[Records from a dataset]
======
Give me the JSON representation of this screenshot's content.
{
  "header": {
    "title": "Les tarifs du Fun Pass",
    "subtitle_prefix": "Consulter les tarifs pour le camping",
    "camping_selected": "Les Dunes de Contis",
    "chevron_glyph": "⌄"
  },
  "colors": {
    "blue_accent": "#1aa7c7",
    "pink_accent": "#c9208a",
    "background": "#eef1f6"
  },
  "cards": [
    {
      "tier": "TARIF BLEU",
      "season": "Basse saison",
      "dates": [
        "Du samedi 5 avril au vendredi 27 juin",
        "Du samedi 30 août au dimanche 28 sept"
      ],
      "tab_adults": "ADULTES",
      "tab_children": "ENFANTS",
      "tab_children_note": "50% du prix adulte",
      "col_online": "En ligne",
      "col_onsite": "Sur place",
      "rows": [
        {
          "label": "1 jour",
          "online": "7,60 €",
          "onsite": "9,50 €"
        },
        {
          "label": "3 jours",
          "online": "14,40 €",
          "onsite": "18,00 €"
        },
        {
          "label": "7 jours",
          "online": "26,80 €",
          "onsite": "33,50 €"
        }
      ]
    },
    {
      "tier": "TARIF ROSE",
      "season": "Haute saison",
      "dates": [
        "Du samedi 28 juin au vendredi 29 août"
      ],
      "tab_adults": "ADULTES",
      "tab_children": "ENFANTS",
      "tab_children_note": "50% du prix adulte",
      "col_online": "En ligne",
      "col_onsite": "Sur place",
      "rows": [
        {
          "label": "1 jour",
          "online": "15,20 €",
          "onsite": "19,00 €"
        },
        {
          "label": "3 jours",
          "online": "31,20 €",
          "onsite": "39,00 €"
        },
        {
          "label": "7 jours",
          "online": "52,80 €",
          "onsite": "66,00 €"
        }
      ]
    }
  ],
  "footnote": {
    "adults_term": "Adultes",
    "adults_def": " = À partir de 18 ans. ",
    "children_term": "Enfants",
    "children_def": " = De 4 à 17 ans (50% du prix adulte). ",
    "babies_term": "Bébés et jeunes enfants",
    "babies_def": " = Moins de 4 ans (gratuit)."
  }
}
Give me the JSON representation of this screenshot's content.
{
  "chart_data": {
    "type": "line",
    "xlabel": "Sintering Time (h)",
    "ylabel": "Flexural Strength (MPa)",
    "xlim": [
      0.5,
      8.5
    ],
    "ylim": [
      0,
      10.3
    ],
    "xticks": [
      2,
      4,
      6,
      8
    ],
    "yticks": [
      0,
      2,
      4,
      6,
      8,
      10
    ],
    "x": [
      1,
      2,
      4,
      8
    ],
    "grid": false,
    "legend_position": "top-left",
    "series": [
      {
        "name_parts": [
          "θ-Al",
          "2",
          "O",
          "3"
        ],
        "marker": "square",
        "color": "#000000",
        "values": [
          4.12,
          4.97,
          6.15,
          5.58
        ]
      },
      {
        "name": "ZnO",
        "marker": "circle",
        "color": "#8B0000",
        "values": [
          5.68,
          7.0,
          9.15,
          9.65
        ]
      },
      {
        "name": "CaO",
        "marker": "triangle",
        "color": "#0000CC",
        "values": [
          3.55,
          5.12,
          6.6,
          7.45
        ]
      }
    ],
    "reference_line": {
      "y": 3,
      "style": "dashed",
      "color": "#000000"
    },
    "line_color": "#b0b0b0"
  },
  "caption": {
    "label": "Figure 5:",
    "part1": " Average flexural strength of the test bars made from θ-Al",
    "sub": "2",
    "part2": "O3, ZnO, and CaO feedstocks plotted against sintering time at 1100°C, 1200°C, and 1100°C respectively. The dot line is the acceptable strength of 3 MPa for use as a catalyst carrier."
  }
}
======
Instructions for the task: Retype the material above, line by line, exactly.

Reply to the task:
Give me the JSON representation of this screenshot's content.
{
  "header": {
    "title": "Les tarifs du Fun Pass",
    "subtitle_prefix": "Consulter les tarifs pour le camping",
    "camping_selected": "Les Dunes de Contis",
    "chevron_glyph": "⌄"
  },
  "colors": {
    "blue_accent": "#1aa7c7",
    "pink_accent": "#c9208a",
    "background": "#eef1f6"
  },
  "cards": [
    {
      "tier": "TARIF BLEU",
      "season": "Basse saison",
      "dates": [
        "Du samedi 5 avril au vendredi 27 juin",
        "Du samedi 30 août au dimanche 28 sept"
      ],
      "tab_adults": "ADULTES",
      "tab_children": "ENFANTS",
      "tab_children_note": "50% du prix adulte",
      "col_online": "En ligne",
      "col_onsite": "Sur place",
      "rows": [
        {
          "label": "1 jour",
          "online": "7,60 €",
          "onsite": "9,50 €"
        },
        {
          "label": "3 jours",
          "online": "14,40 €",
          "onsite": "18,00 €"
        },
        {
          "label": "7 jours",
          "online": "26,80 €",
          "onsite": "33,50 €"
        }
      ]
    },
    {
      "tier": "TARIF ROSE",
      "season": "Haute saison",
      "dates": [
        "Du samedi 28 juin au vendredi 29 août"
      ],
      "tab_adults": "ADULTES",
      "tab_children": "ENFANTS",
      "tab_children_note": "50% du prix adulte",
      "col_online": "En ligne",
      "col_onsite": "Sur place",
      "rows": [
        {
          "label": "1 jour",
          "online": "15,20 €",
          "onsite": "19,00 €"
        },
        {
          "label": "3 jours",
          "online": "31,20 €",
          "onsite": "39,00 €"
        },
        {
          "label": "7 jours",
          "online": "52,80 €",
          "onsite": "66,00 €"
        }
      ]
    }
  ],
  "footnote": {
    "adults_term": "Adultes",
    "adults_def": " = À partir de 18 ans. ",
    "children_term": "Enfants",
    "children_def": " = De 4 à 17 ans (50% du prix adulte). ",
    "babies_term": "Bébés et jeunes enfants",
    "babies_def": " = Moins de 4 ans (gratuit)."
  }
}
Give me the JSON representation of this screenshot's content.
{
  "chart_data": {
    "type": "line",
    "xlabel": "Sintering Time (h)",
    "ylabel": "Flexural Strength (MPa)",
    "xlim": [
      0.5,
      8.5
    ],
    "ylim": [
      0,
      10.3
    ],
    "xticks": [
      2,
      4,
      6,
      8
    ],
    "yticks": [
      0,
      2,
      4,
      6,
      8,
      10
    ],
    "x": [
      1,
      2,
      4,
      8
    ],
    "grid": false,
    "legend_position": "top-left",
    "series": [
      {
        "name_parts": [
          "θ-Al",
          "2",
          "O",
          "3"
        ],
        "marker": "square",
        "color": "#000000",
        "values": [
          4.12,
          4.97,
          6.15,
          5.58
        ]
      },
      {
        "name": "ZnO",
        "marker": "circle",
        "color": "#8B0000",
        "values": [
          5.68,
          7.0,
          9.15,
          9.65
        ]
      },
      {
        "name": "CaO",
        "marker": "triangle",
        "color": "#0000CC",
        "values": [
          3.55,
          5.12,
          6.6,
          7.45
        ]
      }
    ],
    "reference_line": {
      "y": 3,
      "style": "dashed",
      "color": "#000000"
    },
    "line_color": "#b0b0b0"
  },
  "caption": {
    "label": "Figure 5:",
    "part1": " Average flexural strength of the test bars made from θ-Al",
    "sub": "2",
    "part2": "O3, ZnO, and CaO feedstocks plotted against sintering time at 1100°C, 1200°C, and 1100°C respectively. The dot line is the acceptable strength of 3 MPa for use as a catalyst carrier."
  }
}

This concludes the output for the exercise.